TAREFA 1: Reúna todas as linhas dos registros em que aparece a palavra "page". Maiúsculas e minúsculas devem ser diferenciadas.

REPORTAGEM:
↓↓↓
Dividido entre satisfazer demandas de outros países e manter apoio popular, Assad perde força política

Jogo duplo expõe fraqueza do governo sírio

MICHAEL SLACKMAN
DO "THE NEW YORK TIMES", EM DAMASCO

As autoridades sírias vêm afirmando há anos que fecharam todas as representações das facções palestinas que operam na capital da Síria, como exigem os EUA e os países europeus. Elas dizem que todos os grupos deixaram o país: Hamas, Jihad Islâmico, Frente Popular para a Libertação da Palestina e outros. Mas, em outubro, o presidente Bashar al Assad promoveu uma reunião com os líderes de todas as facções para pedir unidade entre os palestinos -e, segundo participantes do encontro, prometer a remoção de parte das restrições ao trabalho político feito desde Damasco.
"Seria ilógico convocar uma reunião pública e depois dizer que nossas representações estão fechadas", disse Abu Ahmed Fouad no escritório da Frente Popular, no centro de Damasco.
Há décadas os líderes sírios vêm jogando uma espécie de jogo duplo, assegurando ao mundo que os escritórios de representação palestina estavam fechados e, ao mesmo tempo, autorizando as organizações a montar suas representações em "apartamentos".
↑↑↑
TAREFA 2:
Responda com base na reportagem:
(a) Quais grupos, segundo as autoridades sírias, deixaram o país?
(b) Em que mês Bashar al Assad promoveu a reunião com os líderes das facções?
(c) Em que lugar Abu Ahmed Fouad deu sua declaração?

DADOS FORNECIDOS:
↓↓↓
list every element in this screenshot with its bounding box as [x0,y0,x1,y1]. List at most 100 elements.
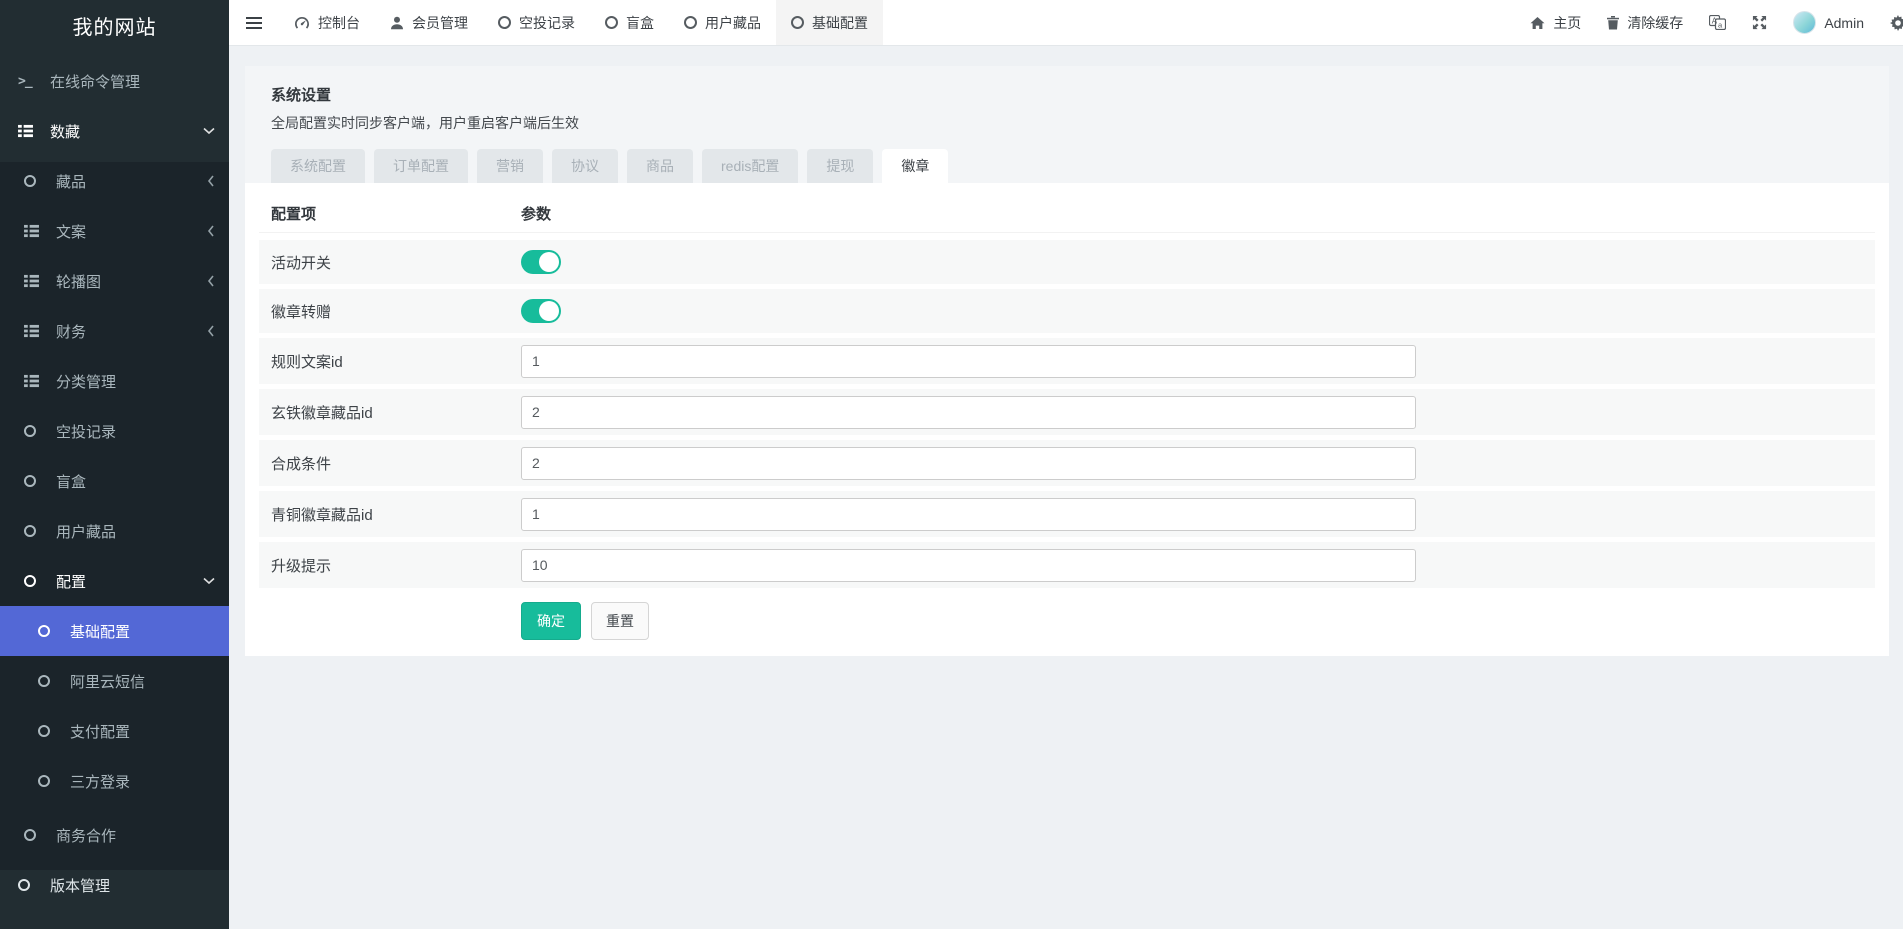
upgrade-tip-input[interactable] [521,549,1416,582]
sidebar-item-label: 支付配置 [70,721,130,742]
row-label: 规则文案id [271,351,521,372]
user-icon [390,16,404,30]
list-icon [24,324,48,338]
nav-item-fullscreen[interactable] [1739,0,1780,45]
sidebar-item-label: 版本管理 [50,875,110,896]
panel-header: 系统设置 全局配置实时同步客户端，用户重启客户端后生效 系统配置 订单配置 营销… [245,66,1889,183]
sidebar-item-shangwu-hezuo[interactable]: 商务合作 [0,810,229,860]
username-label: Admin [1824,15,1864,31]
sidebar-toggle-button[interactable] [229,0,279,45]
home-icon [1530,16,1545,30]
circle-icon [24,525,48,537]
sidebar-item-label: 盲盒 [56,471,86,492]
synthesis-condition-input[interactable] [521,447,1416,480]
panel-body: 配置项 参数 活动开关 徽章转赠 规则文案id 玄铁徽章藏品id 合成条件 [245,183,1889,666]
circle-icon [24,829,48,841]
nav-item-airdrop[interactable]: 空投记录 [483,0,590,45]
list-icon [24,374,48,388]
sidebar-item-peizhi[interactable]: 配置 [0,556,229,606]
sidebar-item-label: 数藏 [50,121,80,142]
nav-item-user-collection[interactable]: 用户藏品 [669,0,776,45]
nav-item-settings[interactable] [1877,0,1903,45]
page-title: 系统设置 [271,84,1863,105]
confirm-button[interactable]: 确定 [521,602,581,640]
nav-item-label: 盲盒 [626,13,654,33]
rule-doc-id-input[interactable] [521,345,1416,378]
sidebar-item-manghe[interactable]: 盲盒 [0,456,229,506]
form-row: 玄铁徽章藏品id [259,389,1875,435]
tab-system-config[interactable]: 系统配置 [271,149,365,183]
sidebar-item-label: 财务 [56,321,86,342]
sidebar-item-kongtou[interactable]: 空投记录 [0,406,229,456]
reset-button[interactable]: 重置 [591,602,649,640]
nav-item-label: 用户藏品 [705,13,761,33]
form-row: 规则文案id [259,338,1875,384]
row-label: 徽章转赠 [271,301,521,322]
nav-item-user-menu[interactable]: Admin [1780,0,1877,45]
nav-item-blindbox[interactable]: 盲盒 [590,0,669,45]
tab-order-config[interactable]: 订单配置 [374,149,468,183]
nav-item-clear-cache[interactable]: 清除缓存 [1594,0,1696,45]
sidebar-item-jichu-peizhi[interactable]: 基础配置 [0,606,229,656]
list-icon [24,274,48,288]
tab-withdraw[interactable]: 提现 [807,149,873,183]
form-row: 合成条件 [259,440,1875,486]
sidebar-item-lunbotu[interactable]: 轮播图 [0,256,229,306]
sidebar-item-shucang[interactable]: 数藏 [0,106,229,156]
sidebar-item-sanfang-denglu[interactable]: 三方登录 [0,756,229,806]
sidebar-item-banben-guanli[interactable]: 版本管理 [0,860,229,910]
nav-item-translate[interactable]: Aa [1696,0,1739,45]
avatar [1793,11,1816,34]
nav-item-basic-config[interactable]: 基础配置 [776,0,883,45]
sidebar-item-aliyun-sms[interactable]: 阿里云短信 [0,656,229,706]
circle-icon [24,575,48,587]
tab-marketing[interactable]: 营销 [477,149,543,183]
sidebar-item-label: 在线命令管理 [50,71,140,92]
list-icon [24,224,48,238]
dashboard-icon [294,16,310,30]
sidebar-item-caiwu[interactable]: 财务 [0,306,229,356]
sidebar-item-online-command[interactable]: >_ 在线命令管理 [0,56,229,106]
row-label: 玄铁徽章藏品id [271,402,521,423]
sidebar-item-fenlei[interactable]: 分类管理 [0,356,229,406]
tab-badge[interactable]: 徽章 [882,149,948,183]
tab-goods[interactable]: 商品 [627,149,693,183]
tab-redis-config[interactable]: redis配置 [702,149,798,183]
sidebar-item-label: 基础配置 [70,621,130,642]
page-subtitle: 全局配置实时同步客户端，用户重启客户端后生效 [271,113,1863,133]
site-logo[interactable]: 我的网站 [0,0,229,50]
settings-panel: 系统设置 全局配置实时同步客户端，用户重启客户端后生效 系统配置 订单配置 营销… [245,66,1889,656]
sidebar-item-label: 分类管理 [56,371,116,392]
nav-item-members[interactable]: 会员管理 [375,0,483,45]
circle-icon [38,775,62,787]
tab-agreement[interactable]: 协议 [552,149,618,183]
badge-transfer-toggle[interactable] [521,299,561,323]
terminal-icon: >_ [18,74,42,89]
circle-icon [498,16,511,29]
table-header: 配置项 参数 [259,195,1875,233]
row-label: 活动开关 [271,252,521,273]
circle-icon [18,879,42,891]
activity-switch-toggle[interactable] [521,250,561,274]
sidebar-item-label: 文案 [56,221,86,242]
nav-item-home[interactable]: 主页 [1517,0,1594,45]
sidebar-item-label: 空投记录 [56,421,116,442]
config-tabs: 系统配置 订单配置 营销 协议 商品 redis配置 提现 徽章 [271,149,1863,183]
admin-screen: 我的网站 >_ 在线命令管理 数藏 [0,0,1903,929]
sidebar-item-cangpin[interactable]: 藏品 [0,156,229,206]
chevron-down-icon [203,577,215,585]
circle-icon [791,16,804,29]
form-row: 升级提示 [259,542,1875,588]
chevron-left-icon [207,175,215,187]
sidebar-item-yonghu-cangpin[interactable]: 用户藏品 [0,506,229,556]
xuantie-badge-id-input[interactable] [521,396,1416,429]
sidebar-item-wenan[interactable]: 文案 [0,206,229,256]
circle-icon [24,475,48,487]
circle-icon [38,675,62,687]
sidebar: 我的网站 >_ 在线命令管理 数藏 [0,0,229,929]
sidebar-item-zhifu-peizhi[interactable]: 支付配置 [0,706,229,756]
list-icon [18,124,42,138]
nav-item-dashboard[interactable]: 控制台 [279,0,375,45]
circle-icon [38,725,62,737]
bronze-badge-id-input[interactable] [521,498,1416,531]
↑↑↑
RESPOSTA CORRETA 1:
page-title: 系统设置 [271,84,1863,105]
page-subtitle: 全局配置实时同步客户端，用户重启客户端后生效 [271,113,1863,133]

RESPOSTA CORRETA 2:
(a) Hamas, Jihad Islâmico, Frente Popular para a Libertação da Palestina e outros.
(b) Em outubro.
(c) No escritório da Frente Popular, no centro de Damasco.